### Supplied information
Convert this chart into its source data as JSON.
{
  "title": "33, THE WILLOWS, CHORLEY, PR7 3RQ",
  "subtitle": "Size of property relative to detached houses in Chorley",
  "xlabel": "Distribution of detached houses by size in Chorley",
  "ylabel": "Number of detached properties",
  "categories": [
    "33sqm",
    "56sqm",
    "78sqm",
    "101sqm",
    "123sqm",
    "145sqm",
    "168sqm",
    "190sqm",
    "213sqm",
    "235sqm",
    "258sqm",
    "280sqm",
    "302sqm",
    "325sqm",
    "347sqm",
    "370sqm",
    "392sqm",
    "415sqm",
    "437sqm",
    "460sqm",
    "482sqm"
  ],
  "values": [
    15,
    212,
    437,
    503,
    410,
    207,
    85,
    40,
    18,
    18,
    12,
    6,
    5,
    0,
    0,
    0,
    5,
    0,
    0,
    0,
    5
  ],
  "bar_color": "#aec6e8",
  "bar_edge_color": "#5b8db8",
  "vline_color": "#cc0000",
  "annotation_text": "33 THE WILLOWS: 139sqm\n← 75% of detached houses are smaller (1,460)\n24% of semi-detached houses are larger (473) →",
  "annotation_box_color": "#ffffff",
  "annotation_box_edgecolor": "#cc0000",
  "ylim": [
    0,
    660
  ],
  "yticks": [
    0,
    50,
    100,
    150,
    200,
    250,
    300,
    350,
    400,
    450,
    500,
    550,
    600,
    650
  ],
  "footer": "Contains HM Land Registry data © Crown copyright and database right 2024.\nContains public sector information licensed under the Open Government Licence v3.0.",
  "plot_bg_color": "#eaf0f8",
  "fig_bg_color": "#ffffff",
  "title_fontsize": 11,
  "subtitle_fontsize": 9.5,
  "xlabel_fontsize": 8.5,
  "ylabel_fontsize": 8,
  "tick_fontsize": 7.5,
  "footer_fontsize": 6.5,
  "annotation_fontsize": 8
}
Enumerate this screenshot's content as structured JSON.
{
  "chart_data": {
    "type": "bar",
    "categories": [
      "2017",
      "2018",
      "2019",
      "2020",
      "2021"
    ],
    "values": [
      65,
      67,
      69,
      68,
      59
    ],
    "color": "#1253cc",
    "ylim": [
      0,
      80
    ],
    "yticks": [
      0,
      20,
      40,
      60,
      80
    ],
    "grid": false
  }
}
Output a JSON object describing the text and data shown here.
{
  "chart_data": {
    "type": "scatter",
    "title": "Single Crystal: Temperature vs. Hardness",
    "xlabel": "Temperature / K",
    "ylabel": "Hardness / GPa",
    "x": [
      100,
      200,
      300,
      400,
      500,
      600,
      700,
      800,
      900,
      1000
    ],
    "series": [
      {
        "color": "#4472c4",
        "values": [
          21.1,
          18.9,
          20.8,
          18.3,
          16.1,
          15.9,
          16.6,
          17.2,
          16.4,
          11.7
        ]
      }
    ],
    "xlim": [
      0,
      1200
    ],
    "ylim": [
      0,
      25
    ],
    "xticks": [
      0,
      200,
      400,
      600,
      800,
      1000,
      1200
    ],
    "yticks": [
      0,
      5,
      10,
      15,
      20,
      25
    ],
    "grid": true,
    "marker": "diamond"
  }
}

### Exercise goal
Each line in the data that holds the string "this" should be found and copied.

### Output
Convert this chart into its source data as JSON.
Enumerate this screenshot's content as structured JSON.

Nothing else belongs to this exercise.